__Short exercise__.
Determine how many lines of the data below contain "звучание", then give only that number.

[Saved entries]

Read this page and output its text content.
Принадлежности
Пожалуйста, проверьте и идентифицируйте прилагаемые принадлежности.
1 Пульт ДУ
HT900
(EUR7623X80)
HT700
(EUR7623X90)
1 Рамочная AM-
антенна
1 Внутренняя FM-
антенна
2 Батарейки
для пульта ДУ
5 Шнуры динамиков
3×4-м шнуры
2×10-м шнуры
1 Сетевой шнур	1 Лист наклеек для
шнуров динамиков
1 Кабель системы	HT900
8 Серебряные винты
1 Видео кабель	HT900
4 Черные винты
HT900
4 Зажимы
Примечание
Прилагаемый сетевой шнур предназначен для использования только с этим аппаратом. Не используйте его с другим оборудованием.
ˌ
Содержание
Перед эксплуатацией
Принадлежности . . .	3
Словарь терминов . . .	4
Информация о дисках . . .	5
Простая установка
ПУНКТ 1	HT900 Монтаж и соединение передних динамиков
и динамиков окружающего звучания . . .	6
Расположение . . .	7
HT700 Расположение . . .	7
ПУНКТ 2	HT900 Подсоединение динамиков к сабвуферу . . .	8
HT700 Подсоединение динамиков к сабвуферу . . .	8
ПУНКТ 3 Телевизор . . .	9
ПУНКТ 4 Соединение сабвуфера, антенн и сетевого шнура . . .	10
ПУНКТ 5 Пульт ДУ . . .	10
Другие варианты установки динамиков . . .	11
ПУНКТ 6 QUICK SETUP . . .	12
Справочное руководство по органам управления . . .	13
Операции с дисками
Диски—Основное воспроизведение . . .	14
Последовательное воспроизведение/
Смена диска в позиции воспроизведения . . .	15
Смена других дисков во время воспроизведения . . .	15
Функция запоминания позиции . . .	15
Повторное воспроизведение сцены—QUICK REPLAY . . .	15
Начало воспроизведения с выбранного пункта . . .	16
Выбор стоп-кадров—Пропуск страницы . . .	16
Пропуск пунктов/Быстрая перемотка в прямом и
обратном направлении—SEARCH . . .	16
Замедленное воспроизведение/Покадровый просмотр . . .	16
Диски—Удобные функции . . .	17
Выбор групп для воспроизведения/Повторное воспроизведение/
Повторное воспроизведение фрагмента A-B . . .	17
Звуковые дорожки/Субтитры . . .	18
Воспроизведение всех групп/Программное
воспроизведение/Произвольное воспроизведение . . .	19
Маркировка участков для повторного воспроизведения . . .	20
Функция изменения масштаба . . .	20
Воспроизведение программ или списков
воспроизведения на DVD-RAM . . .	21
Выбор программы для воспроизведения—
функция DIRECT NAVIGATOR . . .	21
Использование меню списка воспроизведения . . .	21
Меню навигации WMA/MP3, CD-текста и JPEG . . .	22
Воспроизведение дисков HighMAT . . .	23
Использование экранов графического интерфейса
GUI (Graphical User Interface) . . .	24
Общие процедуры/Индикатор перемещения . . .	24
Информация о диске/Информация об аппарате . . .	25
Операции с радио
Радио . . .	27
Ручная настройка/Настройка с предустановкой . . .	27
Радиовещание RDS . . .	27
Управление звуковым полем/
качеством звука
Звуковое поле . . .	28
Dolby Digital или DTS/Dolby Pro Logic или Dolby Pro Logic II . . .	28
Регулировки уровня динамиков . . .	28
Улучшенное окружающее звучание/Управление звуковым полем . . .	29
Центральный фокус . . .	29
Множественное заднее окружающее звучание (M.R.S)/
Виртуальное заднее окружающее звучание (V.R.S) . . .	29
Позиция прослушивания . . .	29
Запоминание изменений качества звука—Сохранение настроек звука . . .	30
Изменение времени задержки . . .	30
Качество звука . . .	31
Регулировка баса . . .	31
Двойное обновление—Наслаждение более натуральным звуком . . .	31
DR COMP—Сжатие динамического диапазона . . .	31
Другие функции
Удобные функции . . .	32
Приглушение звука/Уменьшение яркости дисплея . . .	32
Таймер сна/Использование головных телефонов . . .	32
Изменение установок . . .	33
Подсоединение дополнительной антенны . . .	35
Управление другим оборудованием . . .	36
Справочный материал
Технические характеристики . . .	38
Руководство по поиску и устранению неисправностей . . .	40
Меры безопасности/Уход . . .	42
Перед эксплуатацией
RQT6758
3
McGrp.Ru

__Answer to this exercise__.
3